● EXERCISE PROMPT
Reply with the count of lines holding "Jilan", nothing more.

● THE INPUT
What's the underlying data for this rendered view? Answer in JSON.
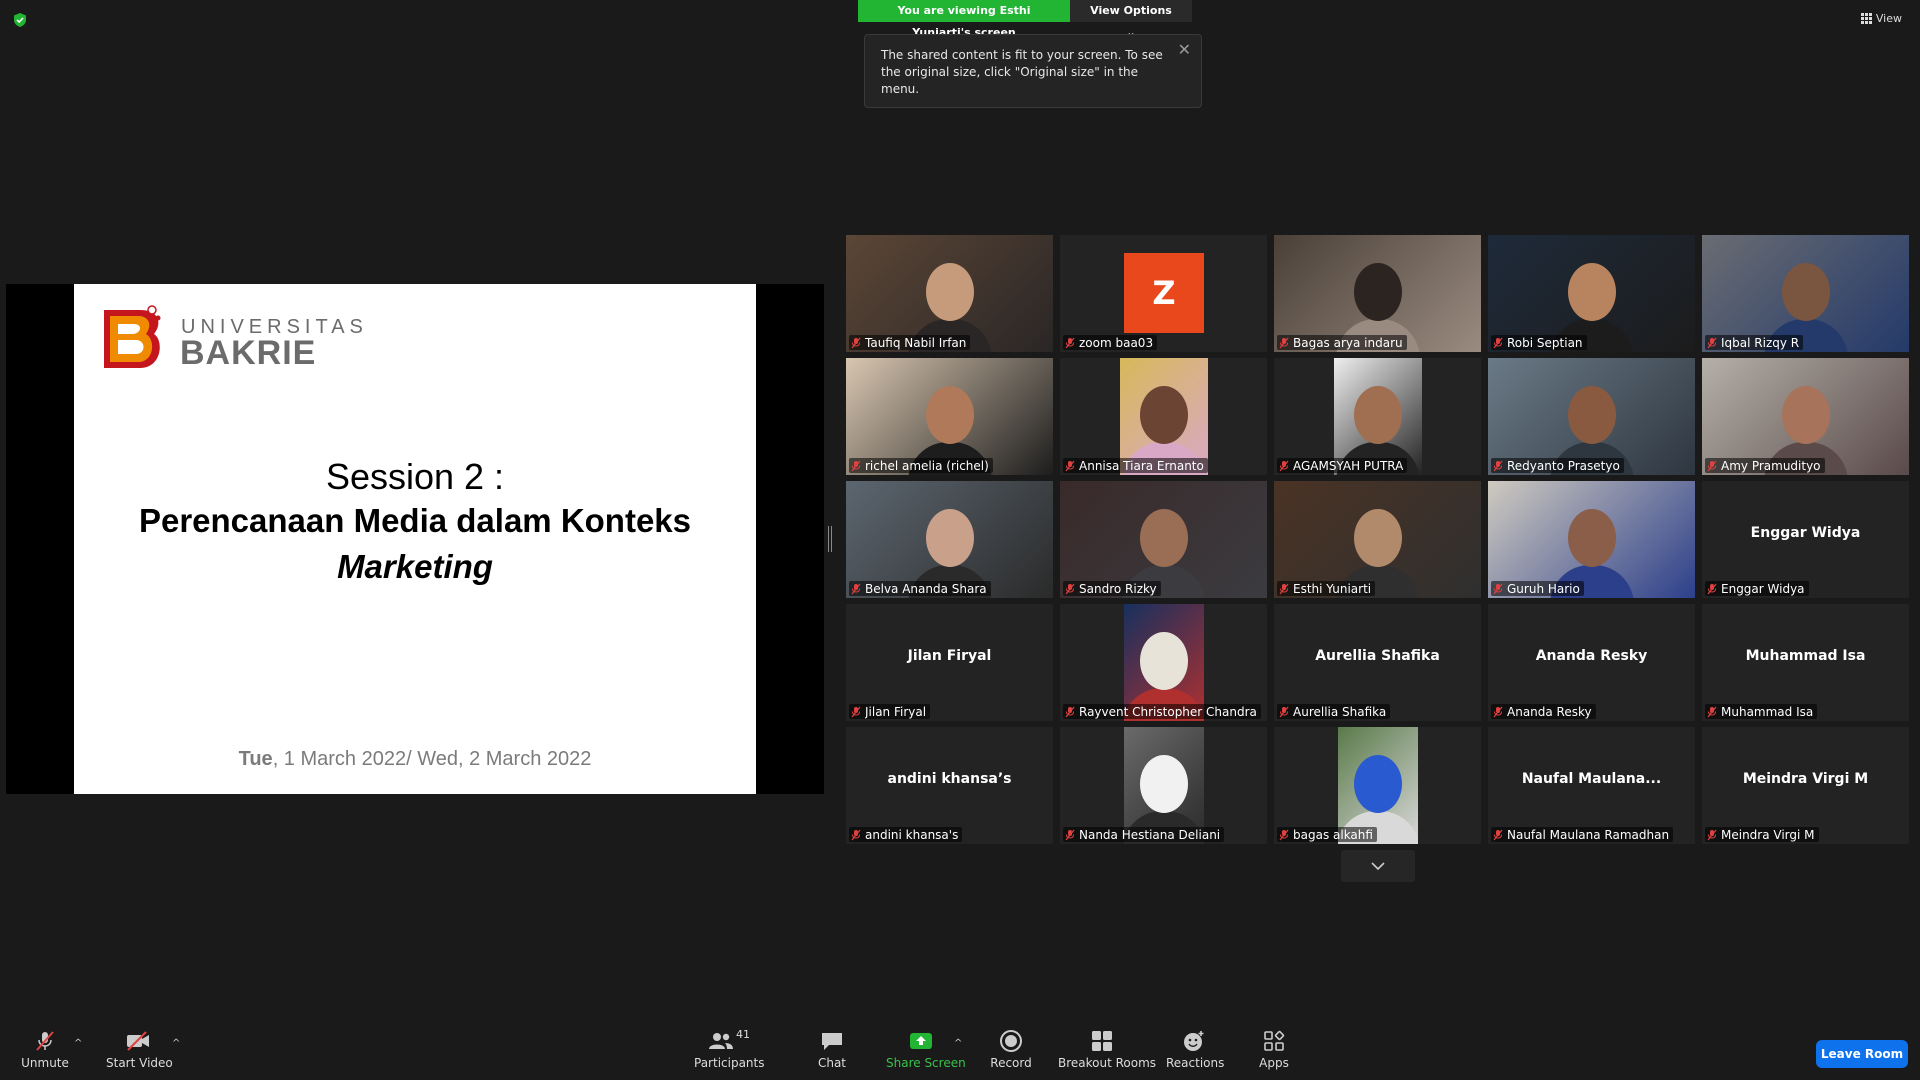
{
  "sharing": {
    "banner": "You are viewing Esthi Yuniarti's screen",
    "view_options": "View Options",
    "notice": "The shared content is fit to your screen. To see the original size, click \"Original size\" in the menu.",
    "close": "✕",
    "view_label": "View"
  },
  "slide": {
    "logo_line1": "UNIVERSITAS",
    "logo_line2": "BAKRIE",
    "title": "Session 2 :",
    "subtitle": "Perencanaan Media dalam Konteks",
    "subtitle_italic": "Marketing",
    "date_bold": "Tue",
    "date_rest": ", 1 March 2022/ Wed, 2 March 2022"
  },
  "participants": [
    {
      "name": "Taufiq Nabil Irfan",
      "tile": "video"
    },
    {
      "name": "zoom baa03",
      "tile": "avatar",
      "initial": "Z"
    },
    {
      "name": "Bagas arya indaru",
      "tile": "video"
    },
    {
      "name": "Robi Septian",
      "tile": "video"
    },
    {
      "name": "Iqbal Rizqy R",
      "tile": "video"
    },
    {
      "name": "richel amelia (richel)",
      "tile": "video"
    },
    {
      "name": "Annisa Tiara Ernanto",
      "tile": "video"
    },
    {
      "name": "AGAMSYAH PUTRA",
      "tile": "video"
    },
    {
      "name": "Redyanto Prasetyo",
      "tile": "video"
    },
    {
      "name": "Amy Pramudityo",
      "tile": "video"
    },
    {
      "name": "Belva Ananda Shara",
      "tile": "video"
    },
    {
      "name": "Sandro Rizky",
      "tile": "video"
    },
    {
      "name": "Esthi Yuniarti",
      "tile": "video",
      "active": true
    },
    {
      "name": "Guruh Hario",
      "tile": "video"
    },
    {
      "name": "Enggar Widya",
      "tile": "name",
      "center": "Enggar Widya"
    },
    {
      "name": "Jilan Firyal",
      "tile": "name",
      "center": "Jilan Firyal"
    },
    {
      "name": "Rayvent Christopher Chandra",
      "tile": "video"
    },
    {
      "name": "Aurellia Shafika",
      "tile": "name",
      "center": "Aurellia Shafika"
    },
    {
      "name": "Ananda Resky",
      "tile": "name",
      "center": "Ananda Resky"
    },
    {
      "name": "Muhammad Isa",
      "tile": "name",
      "center": "Muhammad Isa"
    },
    {
      "name": "andini khansa's",
      "tile": "name",
      "center": "andini khansa’s"
    },
    {
      "name": "Nanda Hestiana Deliani",
      "tile": "video"
    },
    {
      "name": "bagas alkahfi",
      "tile": "video"
    },
    {
      "name": "Naufal Maulana Ramadhan",
      "tile": "name",
      "center": "Naufal  Maulana..."
    },
    {
      "name": "Meindra Virgi M",
      "tile": "name",
      "center": "Meindra Virgi M"
    }
  ],
  "toolbar": {
    "unmute": "Unmute",
    "start_video": "Start Video",
    "participants": "Participants",
    "participants_count": "41",
    "chat": "Chat",
    "share_screen": "Share Screen",
    "record": "Record",
    "breakout_rooms": "Breakout Rooms",
    "reactions": "Reactions",
    "apps": "Apps",
    "leave": "Leave Room",
    "caret": "^"
  },
  "colors": {
    "share_green": "#21b533",
    "leave_blue": "#0e72ed",
    "avatar_orange": "#e8481c",
    "active_speaker": "#e6e67a",
    "muted_red": "#e04141"
  }
}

● SOLVED PROBLEM
2